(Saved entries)
>>>

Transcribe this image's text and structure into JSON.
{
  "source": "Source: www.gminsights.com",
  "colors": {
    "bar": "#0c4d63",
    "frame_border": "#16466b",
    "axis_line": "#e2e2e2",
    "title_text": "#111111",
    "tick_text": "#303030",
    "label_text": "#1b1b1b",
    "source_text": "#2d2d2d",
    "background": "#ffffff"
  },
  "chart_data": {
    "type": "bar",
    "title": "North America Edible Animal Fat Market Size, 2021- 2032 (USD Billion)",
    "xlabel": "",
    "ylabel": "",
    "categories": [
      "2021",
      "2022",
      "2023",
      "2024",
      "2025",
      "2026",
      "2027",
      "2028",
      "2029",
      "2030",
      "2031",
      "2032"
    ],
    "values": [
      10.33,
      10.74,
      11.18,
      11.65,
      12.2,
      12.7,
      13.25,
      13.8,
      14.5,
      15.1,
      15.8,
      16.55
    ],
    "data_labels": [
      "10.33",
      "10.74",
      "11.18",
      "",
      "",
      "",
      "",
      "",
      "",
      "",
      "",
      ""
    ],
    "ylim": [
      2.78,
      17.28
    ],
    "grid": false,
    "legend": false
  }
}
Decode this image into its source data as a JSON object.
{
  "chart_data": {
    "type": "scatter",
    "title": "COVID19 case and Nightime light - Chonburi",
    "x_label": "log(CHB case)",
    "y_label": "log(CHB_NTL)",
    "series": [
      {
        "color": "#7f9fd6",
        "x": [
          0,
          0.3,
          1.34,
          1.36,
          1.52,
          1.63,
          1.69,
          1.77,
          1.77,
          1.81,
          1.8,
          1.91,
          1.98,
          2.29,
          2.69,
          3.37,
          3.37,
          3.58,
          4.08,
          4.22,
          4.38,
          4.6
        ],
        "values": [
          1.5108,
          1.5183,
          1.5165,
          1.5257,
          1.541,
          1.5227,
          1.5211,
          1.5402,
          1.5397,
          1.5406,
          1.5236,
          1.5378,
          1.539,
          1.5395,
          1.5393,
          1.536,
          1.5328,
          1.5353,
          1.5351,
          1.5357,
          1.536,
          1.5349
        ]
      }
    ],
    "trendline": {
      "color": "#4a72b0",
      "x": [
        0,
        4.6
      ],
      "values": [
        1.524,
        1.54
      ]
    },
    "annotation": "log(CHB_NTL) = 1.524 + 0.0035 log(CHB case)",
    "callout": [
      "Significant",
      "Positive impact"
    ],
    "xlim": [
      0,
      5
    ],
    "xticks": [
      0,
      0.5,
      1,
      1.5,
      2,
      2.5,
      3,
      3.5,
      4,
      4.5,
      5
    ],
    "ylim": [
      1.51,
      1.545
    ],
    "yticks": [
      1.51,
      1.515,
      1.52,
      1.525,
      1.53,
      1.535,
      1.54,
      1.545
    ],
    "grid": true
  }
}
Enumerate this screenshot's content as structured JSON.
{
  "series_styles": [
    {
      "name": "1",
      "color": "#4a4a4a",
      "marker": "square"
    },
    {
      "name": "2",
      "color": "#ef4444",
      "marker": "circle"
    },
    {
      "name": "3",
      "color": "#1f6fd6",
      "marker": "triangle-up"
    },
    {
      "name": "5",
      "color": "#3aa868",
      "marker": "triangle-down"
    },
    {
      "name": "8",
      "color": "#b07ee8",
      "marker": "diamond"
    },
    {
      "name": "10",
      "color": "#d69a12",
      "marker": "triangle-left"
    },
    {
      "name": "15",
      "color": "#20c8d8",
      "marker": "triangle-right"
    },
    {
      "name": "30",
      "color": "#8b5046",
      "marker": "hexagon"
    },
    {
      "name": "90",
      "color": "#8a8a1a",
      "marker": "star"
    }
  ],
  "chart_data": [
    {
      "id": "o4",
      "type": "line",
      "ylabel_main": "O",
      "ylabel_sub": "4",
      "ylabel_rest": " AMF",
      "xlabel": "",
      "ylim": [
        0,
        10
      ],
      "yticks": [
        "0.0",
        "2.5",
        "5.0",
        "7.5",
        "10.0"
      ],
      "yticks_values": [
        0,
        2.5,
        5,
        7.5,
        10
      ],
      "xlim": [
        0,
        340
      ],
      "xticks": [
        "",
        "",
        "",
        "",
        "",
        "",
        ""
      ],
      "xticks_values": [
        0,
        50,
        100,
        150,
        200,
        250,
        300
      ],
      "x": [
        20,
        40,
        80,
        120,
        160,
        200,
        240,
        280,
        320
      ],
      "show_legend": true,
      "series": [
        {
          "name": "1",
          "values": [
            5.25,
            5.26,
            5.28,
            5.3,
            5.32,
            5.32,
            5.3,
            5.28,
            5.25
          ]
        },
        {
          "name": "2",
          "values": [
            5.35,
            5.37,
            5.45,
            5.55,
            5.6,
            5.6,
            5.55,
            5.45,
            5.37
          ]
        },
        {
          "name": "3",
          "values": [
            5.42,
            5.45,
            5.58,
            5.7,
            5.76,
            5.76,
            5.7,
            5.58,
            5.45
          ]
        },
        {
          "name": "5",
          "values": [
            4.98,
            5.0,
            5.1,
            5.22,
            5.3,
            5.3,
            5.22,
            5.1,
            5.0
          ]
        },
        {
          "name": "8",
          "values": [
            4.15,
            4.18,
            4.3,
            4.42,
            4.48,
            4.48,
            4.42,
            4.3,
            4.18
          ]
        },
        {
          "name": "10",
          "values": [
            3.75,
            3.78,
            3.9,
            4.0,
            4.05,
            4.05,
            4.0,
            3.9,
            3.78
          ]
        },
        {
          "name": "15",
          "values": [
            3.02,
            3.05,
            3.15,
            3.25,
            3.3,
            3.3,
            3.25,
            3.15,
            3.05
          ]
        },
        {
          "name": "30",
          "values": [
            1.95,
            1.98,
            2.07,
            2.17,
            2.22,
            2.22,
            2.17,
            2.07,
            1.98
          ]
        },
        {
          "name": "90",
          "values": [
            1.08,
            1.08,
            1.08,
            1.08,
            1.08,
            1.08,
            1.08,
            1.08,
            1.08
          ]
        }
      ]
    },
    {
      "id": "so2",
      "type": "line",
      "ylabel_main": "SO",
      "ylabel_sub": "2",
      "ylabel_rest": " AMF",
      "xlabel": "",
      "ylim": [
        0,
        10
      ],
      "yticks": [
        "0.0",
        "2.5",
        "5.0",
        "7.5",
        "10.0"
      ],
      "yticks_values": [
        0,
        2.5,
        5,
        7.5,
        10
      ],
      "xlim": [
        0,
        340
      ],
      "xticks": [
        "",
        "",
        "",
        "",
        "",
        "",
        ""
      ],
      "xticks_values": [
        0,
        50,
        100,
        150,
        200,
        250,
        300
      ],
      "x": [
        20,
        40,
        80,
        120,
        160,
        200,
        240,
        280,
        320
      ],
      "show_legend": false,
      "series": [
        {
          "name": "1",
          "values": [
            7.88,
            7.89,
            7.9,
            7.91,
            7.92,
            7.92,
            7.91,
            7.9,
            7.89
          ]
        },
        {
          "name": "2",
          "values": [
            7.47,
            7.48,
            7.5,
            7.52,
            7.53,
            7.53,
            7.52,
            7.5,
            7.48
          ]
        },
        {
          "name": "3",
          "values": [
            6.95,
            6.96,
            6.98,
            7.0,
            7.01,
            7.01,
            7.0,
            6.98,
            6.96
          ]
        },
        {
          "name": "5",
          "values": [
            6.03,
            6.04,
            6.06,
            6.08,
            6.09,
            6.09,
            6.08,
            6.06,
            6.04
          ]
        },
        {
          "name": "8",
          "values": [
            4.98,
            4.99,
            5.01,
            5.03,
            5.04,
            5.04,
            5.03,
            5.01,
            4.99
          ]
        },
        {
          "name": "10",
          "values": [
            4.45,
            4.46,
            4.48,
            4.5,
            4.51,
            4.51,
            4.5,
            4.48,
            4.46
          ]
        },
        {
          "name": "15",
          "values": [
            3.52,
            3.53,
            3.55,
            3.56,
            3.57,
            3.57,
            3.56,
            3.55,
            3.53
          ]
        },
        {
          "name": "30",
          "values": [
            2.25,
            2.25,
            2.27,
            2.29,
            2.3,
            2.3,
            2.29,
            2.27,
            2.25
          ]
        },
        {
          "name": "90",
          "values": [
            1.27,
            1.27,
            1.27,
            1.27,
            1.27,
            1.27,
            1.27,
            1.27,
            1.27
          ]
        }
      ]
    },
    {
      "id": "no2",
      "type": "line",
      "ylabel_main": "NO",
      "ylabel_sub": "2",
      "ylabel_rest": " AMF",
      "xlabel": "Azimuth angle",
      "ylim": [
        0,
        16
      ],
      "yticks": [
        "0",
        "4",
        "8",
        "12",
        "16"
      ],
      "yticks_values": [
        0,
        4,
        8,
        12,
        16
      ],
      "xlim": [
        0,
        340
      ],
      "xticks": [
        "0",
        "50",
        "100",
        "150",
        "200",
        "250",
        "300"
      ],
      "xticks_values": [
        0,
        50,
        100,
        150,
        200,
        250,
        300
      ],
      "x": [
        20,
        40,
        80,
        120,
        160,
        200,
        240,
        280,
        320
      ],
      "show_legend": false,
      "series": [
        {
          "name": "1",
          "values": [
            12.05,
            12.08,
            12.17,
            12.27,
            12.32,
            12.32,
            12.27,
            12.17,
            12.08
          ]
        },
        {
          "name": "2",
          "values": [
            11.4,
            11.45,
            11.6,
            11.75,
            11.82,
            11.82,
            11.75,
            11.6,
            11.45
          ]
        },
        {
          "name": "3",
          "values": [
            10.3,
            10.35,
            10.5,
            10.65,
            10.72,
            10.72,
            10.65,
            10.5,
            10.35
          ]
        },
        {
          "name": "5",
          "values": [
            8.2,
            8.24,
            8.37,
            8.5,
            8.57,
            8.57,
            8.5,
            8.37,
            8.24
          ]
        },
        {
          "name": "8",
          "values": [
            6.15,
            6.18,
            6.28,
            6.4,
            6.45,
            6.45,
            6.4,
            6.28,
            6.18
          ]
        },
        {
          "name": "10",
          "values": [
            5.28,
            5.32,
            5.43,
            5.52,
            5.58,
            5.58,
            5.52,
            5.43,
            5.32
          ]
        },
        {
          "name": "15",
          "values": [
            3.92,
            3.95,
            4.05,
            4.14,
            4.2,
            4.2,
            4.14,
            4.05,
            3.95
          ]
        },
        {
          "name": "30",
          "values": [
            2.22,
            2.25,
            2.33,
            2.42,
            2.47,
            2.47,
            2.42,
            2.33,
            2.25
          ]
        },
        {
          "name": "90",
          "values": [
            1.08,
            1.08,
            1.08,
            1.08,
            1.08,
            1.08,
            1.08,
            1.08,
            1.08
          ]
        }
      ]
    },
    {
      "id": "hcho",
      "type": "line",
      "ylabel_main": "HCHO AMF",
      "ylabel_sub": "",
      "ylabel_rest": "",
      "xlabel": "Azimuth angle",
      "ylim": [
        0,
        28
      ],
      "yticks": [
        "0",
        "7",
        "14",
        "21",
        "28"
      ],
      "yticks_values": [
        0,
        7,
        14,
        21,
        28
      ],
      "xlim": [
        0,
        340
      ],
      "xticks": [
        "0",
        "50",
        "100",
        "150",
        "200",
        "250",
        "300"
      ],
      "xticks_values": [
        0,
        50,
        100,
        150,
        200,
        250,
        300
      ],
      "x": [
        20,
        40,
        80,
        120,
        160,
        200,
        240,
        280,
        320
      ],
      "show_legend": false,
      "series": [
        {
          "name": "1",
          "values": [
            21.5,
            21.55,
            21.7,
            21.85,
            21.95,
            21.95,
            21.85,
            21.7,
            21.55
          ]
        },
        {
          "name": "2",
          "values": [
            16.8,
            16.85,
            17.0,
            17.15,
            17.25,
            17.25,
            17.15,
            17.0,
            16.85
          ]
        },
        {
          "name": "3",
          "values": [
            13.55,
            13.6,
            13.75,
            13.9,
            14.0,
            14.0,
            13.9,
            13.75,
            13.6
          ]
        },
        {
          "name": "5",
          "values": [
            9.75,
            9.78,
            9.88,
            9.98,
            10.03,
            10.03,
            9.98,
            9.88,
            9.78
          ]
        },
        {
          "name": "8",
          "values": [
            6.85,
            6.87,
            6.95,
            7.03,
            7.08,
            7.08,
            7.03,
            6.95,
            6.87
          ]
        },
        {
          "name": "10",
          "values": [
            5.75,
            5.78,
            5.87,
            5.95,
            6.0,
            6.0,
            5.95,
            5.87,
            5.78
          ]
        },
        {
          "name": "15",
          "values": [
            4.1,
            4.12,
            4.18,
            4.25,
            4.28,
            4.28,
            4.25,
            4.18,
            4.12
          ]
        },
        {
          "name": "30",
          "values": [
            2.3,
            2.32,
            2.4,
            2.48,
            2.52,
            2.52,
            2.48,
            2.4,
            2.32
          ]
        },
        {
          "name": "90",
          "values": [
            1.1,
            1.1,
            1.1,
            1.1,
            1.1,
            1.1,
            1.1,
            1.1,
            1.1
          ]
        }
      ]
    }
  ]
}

<<<

**Goal of the exercise:** Only a number is wanted: how many lines of the material include the word "marker".

**Answer to the problem:** 9